## Requirement
Could you output each line of the data that follows exactly?

[start Records for this task]

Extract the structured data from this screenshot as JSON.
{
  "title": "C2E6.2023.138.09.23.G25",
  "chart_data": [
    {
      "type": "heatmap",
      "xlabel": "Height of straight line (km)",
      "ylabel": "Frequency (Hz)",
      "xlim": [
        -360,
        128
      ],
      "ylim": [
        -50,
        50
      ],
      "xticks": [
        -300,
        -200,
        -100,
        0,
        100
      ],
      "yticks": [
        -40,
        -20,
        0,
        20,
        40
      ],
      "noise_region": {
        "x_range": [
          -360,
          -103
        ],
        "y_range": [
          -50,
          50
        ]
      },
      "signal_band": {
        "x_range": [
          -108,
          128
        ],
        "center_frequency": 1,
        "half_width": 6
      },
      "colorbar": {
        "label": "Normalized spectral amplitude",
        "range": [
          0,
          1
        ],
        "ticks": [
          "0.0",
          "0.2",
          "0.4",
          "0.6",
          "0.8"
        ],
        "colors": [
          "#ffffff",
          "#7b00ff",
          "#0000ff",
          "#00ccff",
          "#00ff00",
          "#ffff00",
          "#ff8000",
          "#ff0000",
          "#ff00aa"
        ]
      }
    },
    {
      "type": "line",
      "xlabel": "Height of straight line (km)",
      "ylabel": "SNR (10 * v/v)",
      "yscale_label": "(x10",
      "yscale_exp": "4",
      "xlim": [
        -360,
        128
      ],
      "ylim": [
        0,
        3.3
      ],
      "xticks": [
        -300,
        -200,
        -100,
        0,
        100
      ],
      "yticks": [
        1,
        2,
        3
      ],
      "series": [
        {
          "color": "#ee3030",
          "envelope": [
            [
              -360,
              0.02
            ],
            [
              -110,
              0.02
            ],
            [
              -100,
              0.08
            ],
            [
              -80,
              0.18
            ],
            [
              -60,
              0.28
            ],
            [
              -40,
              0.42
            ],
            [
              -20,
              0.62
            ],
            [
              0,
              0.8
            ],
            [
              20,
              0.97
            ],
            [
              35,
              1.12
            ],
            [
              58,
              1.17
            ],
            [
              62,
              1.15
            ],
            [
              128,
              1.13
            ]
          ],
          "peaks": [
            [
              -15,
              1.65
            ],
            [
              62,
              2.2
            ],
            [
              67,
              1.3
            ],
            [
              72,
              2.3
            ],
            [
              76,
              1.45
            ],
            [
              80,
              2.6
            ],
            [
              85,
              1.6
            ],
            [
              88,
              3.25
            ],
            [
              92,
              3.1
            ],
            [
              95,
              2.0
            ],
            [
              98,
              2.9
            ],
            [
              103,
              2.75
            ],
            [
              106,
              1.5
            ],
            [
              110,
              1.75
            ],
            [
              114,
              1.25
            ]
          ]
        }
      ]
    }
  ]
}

[end Records for this task]

## Exercise result
Extract the structured data from this screenshot as JSON.
{
  "title": "C2E6.2023.138.09.23.G25",
  "chart_data": [
    {
      "type": "heatmap",
      "xlabel": "Height of straight line (km)",
      "ylabel": "Frequency (Hz)",
      "xlim": [
        -360,
        128
      ],
      "ylim": [
        -50,
        50
      ],
      "xticks": [
        -300,
        -200,
        -100,
        0,
        100
      ],
      "yticks": [
        -40,
        -20,
        0,
        20,
        40
      ],
      "noise_region": {
        "x_range": [
          -360,
          -103
        ],
        "y_range": [
          -50,
          50
        ]
      },
      "signal_band": {
        "x_range": [
          -108,
          128
        ],
        "center_frequency": 1,
        "half_width": 6
      },
      "colorbar": {
        "label": "Normalized spectral amplitude",
        "range": [
          0,
          1
        ],
        "ticks": [
          "0.0",
          "0.2",
          "0.4",
          "0.6",
          "0.8"
        ],
        "colors": [
          "#ffffff",
          "#7b00ff",
          "#0000ff",
          "#00ccff",
          "#00ff00",
          "#ffff00",
          "#ff8000",
          "#ff0000",
          "#ff00aa"
        ]
      }
    },
    {
      "type": "line",
      "xlabel": "Height of straight line (km)",
      "ylabel": "SNR (10 * v/v)",
      "yscale_label": "(x10",
      "yscale_exp": "4",
      "xlim": [
        -360,
        128
      ],
      "ylim": [
        0,
        3.3
      ],
      "xticks": [
        -300,
        -200,
        -100,
        0,
        100
      ],
      "yticks": [
        1,
        2,
        3
      ],
      "series": [
        {
          "color": "#ee3030",
          "envelope": [
            [
              -360,
              0.02
            ],
            [
              -110,
              0.02
            ],
            [
              -100,
              0.08
            ],
            [
              -80,
              0.18
            ],
            [
              -60,
              0.28
            ],
            [
              -40,
              0.42
            ],
            [
              -20,
              0.62
            ],
            [
              0,
              0.8
            ],
            [
              20,
              0.97
            ],
            [
              35,
              1.12
            ],
            [
              58,
              1.17
            ],
            [
              62,
              1.15
            ],
            [
              128,
              1.13
            ]
          ],
          "peaks": [
            [
              -15,
              1.65
            ],
            [
              62,
              2.2
            ],
            [
              67,
              1.3
            ],
            [
              72,
              2.3
            ],
            [
              76,
              1.45
            ],
            [
              80,
              2.6
            ],
            [
              85,
              1.6
            ],
            [
              88,
              3.25
            ],
            [
              92,
              3.1
            ],
            [
              95,
              2.0
            ],
            [
              98,
              2.9
            ],
            [
              103,
              2.75
            ],
            [
              106,
              1.5
            ],
            [
              110,
              1.75
            ],
            [
              114,
              1.25
            ]
          ]
        }
      ]
    }
  ]
}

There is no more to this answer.